#### YOUR TASK
Only a number is wanted. Count the lines holding the string "fire".

#### Dataset items
┌────────
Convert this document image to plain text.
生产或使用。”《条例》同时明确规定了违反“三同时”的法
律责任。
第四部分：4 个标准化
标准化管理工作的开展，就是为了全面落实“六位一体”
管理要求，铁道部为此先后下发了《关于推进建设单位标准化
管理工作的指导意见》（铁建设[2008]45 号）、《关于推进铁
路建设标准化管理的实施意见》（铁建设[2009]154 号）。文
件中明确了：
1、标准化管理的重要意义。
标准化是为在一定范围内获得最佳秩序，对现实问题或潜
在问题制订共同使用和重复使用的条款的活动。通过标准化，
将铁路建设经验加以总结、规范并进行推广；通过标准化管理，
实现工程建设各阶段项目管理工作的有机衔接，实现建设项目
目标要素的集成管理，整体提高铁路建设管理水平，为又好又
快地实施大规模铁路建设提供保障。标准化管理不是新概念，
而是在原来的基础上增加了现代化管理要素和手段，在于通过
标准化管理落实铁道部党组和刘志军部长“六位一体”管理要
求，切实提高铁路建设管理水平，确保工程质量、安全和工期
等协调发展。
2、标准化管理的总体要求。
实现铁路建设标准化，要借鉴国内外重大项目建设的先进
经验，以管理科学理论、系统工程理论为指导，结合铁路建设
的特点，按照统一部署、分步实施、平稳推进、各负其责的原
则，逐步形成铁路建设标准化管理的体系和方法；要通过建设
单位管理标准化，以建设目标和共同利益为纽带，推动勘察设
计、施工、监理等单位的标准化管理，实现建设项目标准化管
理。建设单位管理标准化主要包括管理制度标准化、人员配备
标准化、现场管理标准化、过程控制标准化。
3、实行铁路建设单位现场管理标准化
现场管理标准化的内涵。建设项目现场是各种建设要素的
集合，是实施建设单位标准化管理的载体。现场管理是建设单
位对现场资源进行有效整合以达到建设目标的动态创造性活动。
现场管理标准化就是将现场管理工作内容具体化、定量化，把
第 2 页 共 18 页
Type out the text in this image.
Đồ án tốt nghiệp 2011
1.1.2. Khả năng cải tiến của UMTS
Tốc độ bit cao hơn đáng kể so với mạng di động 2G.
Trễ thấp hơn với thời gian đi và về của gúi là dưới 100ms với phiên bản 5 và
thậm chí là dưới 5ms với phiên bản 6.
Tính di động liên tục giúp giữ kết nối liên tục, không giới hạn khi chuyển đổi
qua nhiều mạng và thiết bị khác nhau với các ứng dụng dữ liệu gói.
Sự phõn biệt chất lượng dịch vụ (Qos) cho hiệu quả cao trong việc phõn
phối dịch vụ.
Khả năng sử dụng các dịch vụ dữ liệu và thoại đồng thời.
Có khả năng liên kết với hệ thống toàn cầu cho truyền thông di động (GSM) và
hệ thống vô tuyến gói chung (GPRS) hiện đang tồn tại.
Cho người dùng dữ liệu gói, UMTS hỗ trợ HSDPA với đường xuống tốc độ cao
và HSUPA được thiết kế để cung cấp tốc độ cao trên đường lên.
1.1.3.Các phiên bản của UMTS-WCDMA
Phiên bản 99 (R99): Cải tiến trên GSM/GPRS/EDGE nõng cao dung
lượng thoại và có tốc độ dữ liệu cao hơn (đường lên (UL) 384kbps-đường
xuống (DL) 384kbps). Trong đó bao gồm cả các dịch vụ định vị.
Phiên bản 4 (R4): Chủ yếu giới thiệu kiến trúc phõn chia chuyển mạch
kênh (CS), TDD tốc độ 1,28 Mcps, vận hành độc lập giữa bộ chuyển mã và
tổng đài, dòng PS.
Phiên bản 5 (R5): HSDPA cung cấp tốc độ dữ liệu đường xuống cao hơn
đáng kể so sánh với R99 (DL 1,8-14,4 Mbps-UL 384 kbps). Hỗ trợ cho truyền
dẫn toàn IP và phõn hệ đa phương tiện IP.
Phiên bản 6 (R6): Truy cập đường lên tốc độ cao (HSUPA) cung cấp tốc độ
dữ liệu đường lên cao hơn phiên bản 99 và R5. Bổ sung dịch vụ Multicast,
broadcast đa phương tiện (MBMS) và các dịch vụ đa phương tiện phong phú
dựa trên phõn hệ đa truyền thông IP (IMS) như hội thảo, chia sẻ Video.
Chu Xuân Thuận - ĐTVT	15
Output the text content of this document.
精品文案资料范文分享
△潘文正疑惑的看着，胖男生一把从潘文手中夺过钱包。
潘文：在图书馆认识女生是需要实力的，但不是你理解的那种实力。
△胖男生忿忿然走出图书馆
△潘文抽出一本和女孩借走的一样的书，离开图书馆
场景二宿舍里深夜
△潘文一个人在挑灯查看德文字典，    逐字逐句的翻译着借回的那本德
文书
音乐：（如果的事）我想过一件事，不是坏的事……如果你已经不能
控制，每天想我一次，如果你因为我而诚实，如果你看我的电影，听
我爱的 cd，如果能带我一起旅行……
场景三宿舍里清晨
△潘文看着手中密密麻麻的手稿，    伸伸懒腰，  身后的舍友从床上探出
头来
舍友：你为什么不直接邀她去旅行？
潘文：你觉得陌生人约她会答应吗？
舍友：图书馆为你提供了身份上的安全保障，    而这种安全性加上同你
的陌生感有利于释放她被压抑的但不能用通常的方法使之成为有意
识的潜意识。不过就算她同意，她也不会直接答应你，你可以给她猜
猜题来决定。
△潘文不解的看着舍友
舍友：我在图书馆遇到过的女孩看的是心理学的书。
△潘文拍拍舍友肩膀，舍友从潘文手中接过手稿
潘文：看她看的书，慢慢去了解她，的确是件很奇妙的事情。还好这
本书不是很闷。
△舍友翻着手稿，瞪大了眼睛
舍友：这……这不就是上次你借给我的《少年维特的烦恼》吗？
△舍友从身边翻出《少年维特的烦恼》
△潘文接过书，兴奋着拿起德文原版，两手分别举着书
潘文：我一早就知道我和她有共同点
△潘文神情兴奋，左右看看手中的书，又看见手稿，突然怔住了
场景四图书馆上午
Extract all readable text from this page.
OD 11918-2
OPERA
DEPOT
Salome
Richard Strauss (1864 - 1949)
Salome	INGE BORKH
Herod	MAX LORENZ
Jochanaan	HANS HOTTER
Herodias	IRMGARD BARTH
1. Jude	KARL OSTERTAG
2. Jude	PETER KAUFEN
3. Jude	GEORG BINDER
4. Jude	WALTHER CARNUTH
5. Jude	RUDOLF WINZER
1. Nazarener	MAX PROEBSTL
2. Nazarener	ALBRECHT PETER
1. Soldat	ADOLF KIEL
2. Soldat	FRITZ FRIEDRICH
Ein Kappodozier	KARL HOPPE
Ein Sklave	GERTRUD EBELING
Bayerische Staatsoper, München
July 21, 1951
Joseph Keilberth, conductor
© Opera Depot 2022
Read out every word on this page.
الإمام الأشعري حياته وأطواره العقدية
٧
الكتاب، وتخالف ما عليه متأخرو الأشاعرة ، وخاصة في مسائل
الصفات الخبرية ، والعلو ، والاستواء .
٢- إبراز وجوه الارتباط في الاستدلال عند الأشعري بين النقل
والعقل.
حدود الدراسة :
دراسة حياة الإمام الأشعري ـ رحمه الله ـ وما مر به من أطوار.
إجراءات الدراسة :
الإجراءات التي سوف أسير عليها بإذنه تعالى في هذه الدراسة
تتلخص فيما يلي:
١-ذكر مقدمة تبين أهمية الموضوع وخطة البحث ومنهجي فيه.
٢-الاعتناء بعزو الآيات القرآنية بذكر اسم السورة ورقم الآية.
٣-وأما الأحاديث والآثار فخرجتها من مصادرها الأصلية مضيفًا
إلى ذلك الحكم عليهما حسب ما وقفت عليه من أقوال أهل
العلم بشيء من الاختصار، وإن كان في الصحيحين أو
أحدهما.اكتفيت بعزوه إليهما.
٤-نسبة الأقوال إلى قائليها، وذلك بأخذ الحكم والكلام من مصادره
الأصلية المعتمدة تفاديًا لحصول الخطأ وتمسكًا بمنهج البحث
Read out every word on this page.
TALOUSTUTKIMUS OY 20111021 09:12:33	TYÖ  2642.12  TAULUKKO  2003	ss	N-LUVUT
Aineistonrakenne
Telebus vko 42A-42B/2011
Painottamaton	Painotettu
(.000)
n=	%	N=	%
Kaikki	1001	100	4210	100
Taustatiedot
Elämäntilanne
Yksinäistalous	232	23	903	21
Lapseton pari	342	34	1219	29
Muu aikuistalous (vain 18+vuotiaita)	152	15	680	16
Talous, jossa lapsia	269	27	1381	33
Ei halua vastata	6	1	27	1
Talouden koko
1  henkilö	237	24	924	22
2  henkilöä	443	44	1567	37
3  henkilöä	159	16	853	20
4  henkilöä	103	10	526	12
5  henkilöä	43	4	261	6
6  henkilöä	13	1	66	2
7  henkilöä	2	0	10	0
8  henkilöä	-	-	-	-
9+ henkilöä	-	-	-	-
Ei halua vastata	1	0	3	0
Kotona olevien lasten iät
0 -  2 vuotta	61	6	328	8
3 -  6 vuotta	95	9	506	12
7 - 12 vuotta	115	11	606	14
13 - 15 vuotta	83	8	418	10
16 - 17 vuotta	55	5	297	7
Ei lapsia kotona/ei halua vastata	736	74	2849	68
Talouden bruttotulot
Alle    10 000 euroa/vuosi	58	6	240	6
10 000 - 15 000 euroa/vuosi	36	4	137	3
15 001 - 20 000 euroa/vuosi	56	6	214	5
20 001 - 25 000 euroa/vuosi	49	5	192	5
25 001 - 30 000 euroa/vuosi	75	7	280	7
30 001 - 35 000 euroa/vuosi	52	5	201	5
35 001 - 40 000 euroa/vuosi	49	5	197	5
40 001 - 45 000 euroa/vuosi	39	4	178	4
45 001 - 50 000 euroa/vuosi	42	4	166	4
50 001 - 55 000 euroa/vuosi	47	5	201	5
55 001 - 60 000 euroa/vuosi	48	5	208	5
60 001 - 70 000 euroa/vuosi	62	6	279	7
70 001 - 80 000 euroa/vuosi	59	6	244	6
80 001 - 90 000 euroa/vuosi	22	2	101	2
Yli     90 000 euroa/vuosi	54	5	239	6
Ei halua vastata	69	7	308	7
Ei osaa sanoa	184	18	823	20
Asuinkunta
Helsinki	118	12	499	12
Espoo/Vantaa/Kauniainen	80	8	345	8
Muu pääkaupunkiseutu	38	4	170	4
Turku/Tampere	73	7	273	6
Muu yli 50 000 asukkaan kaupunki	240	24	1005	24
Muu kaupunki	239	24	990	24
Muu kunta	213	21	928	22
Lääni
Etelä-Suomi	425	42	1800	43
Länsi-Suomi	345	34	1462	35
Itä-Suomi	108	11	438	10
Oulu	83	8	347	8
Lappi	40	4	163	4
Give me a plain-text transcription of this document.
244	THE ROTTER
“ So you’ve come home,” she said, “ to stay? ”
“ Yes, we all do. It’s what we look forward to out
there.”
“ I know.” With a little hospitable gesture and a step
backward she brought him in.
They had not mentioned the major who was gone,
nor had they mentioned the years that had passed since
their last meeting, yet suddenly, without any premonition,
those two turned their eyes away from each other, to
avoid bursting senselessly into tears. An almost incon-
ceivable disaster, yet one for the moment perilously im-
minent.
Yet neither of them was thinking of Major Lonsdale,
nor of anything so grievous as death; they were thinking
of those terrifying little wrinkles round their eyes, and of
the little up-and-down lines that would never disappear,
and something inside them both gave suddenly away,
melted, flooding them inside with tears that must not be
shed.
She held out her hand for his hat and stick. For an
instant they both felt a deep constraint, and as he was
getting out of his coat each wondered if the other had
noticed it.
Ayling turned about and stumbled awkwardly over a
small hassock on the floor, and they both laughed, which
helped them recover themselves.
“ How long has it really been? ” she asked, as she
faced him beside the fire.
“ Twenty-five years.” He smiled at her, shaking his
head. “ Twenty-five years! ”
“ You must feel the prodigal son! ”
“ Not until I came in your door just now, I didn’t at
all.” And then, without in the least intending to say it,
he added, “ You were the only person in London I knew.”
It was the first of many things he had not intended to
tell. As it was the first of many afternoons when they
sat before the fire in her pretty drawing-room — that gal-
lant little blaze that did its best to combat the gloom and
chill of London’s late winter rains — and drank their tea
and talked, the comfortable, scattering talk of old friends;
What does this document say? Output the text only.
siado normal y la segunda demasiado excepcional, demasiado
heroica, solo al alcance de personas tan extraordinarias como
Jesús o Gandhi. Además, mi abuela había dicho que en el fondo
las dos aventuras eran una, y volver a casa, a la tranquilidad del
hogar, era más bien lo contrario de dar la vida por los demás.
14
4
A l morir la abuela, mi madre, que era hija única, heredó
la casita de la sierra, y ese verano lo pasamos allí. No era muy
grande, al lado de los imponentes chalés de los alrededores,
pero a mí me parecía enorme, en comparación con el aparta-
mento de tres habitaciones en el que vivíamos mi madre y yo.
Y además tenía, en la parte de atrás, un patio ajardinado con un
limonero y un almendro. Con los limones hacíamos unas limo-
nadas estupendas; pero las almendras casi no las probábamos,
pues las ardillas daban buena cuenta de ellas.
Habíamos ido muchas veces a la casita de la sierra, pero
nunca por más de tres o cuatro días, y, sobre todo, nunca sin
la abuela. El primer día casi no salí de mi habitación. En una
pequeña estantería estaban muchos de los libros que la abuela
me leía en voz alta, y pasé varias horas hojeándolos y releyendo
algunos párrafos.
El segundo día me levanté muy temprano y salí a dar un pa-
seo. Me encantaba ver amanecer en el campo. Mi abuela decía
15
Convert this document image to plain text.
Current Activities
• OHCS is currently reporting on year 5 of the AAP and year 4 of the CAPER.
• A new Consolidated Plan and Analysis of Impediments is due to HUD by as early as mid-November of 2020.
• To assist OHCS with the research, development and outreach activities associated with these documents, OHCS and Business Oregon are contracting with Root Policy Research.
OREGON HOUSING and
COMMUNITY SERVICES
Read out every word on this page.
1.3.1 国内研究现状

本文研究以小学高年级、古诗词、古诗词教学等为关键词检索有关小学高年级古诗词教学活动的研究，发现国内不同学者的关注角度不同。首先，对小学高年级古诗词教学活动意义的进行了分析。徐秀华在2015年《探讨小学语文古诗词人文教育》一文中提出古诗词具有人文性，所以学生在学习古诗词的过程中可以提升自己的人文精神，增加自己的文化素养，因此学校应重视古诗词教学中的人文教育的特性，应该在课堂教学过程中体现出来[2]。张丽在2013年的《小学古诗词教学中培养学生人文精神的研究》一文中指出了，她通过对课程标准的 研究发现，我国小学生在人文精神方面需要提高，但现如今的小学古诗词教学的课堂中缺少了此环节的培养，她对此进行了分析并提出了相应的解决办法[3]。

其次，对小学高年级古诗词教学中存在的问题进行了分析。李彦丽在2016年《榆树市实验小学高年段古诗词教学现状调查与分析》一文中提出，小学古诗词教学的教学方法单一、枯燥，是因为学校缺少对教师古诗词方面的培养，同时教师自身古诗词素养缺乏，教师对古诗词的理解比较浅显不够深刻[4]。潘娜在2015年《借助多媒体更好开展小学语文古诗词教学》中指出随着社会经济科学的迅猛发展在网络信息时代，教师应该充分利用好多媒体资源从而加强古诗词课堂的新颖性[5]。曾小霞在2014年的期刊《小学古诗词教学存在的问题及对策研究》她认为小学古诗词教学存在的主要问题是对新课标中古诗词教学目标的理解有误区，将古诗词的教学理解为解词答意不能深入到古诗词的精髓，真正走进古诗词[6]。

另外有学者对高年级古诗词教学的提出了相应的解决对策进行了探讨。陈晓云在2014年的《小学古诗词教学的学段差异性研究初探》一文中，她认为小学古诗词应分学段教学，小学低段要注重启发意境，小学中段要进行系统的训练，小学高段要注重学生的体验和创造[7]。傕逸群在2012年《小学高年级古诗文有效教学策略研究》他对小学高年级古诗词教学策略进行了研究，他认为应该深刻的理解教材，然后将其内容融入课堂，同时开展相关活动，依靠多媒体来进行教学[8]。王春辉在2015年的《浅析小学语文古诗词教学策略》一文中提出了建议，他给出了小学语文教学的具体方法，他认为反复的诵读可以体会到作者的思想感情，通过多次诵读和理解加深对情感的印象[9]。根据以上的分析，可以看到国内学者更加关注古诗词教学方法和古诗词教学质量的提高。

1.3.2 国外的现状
└────────
#### REPLY
2